:: What is needed ::
Summarize the excerpt on real estate outsourcing and the extended enterprise in three sentences.

:: Document excerpt ::
###

In 2007, I wrote the following article for IFMA regarding outsourcing and the "Extended Enterprise". Back in 2007, companies were outsourcing to become best in class and to innovate. Leading companies still have this goal. Today, as we emerge from the hangover of the "Great Recession", companies are under more pressure to manage costs and to grow, without allowing expenses to expand. In other words, many C-suite  executives are asking their teams to accomplish more with less. This dynamic is accelerating the push into real estate outsourcing in virtually all industry sectors. 

The Extended Enterprise and the Future of Corporate Real Estate" 

Corporate America is moving away from traditional vertically integrated business models to a more complex approach that maximizes every link in the value chain by leveraging best-in-class resources from within and outside the enterprise. Corporate real estate and facilities managers are increasingly faced with the choice:  defend the status quo and risk losing competitiveness; or leverage the extended enterprise and prepare for significant change.

###

:: Material shown ::
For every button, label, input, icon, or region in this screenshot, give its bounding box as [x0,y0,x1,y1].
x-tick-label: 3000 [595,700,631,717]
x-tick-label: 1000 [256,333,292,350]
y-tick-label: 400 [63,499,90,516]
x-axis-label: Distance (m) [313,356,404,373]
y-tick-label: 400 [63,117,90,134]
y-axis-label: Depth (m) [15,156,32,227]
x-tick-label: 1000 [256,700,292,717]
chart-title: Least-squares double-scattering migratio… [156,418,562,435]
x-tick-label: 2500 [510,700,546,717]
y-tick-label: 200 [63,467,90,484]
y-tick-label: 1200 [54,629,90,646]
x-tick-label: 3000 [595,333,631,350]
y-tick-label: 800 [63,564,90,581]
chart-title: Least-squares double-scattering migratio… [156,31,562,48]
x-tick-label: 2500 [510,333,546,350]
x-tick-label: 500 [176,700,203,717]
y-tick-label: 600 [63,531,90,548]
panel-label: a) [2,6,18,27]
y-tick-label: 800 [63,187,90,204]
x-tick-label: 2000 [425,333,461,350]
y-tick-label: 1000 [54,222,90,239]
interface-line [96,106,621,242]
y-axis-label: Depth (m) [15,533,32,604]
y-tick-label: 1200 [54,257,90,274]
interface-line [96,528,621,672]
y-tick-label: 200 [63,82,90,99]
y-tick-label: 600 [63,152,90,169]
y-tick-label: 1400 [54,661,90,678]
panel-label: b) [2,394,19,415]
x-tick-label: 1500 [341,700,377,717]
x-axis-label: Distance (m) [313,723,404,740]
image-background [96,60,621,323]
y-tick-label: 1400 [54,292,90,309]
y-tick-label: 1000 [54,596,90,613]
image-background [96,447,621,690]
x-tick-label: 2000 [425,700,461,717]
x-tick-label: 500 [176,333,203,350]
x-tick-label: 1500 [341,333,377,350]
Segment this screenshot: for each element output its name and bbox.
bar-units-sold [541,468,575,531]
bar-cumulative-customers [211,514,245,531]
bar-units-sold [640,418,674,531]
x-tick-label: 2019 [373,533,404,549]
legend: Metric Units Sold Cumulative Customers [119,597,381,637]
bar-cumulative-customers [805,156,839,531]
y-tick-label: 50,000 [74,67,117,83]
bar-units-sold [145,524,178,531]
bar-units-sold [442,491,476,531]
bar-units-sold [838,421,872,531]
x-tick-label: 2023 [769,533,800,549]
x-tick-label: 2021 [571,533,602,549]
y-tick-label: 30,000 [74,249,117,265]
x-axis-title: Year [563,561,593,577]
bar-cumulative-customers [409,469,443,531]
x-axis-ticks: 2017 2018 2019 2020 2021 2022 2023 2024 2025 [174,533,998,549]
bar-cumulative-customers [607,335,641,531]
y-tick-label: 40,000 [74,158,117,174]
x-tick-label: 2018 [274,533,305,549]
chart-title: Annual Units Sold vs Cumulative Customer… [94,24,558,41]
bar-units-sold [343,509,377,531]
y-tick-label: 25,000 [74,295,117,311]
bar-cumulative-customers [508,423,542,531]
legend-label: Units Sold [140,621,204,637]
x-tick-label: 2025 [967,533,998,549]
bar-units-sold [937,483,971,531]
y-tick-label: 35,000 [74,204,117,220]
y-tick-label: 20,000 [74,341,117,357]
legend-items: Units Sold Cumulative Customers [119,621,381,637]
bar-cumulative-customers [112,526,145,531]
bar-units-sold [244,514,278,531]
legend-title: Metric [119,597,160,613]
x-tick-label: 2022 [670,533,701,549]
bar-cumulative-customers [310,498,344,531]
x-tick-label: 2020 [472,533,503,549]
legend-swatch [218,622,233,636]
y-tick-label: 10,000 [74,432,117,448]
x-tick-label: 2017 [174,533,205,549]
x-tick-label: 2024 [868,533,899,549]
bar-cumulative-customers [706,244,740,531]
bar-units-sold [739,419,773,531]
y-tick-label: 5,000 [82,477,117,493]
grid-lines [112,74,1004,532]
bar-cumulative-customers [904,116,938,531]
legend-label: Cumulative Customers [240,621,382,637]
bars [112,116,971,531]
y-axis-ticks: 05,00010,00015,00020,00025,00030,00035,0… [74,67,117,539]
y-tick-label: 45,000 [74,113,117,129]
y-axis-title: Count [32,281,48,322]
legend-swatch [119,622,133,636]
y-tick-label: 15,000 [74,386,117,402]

###

:: Solution to the exercise ::
In 2007, companies outsourced to become best in class and to innovate, but after the "Great Recession" they face pressure to manage costs and grow without letting expenses expand, which is accelerating real estate outsourcing in virtually all industry sectors. Corporate America is moving away from vertically integrated business models toward an approach that leverages best-in-class resources from within and outside the enterprise. Corporate real estate and facilities managers must choose between defending the status quo and risking competitiveness, or leveraging the extended enterprise and preparing for significant change.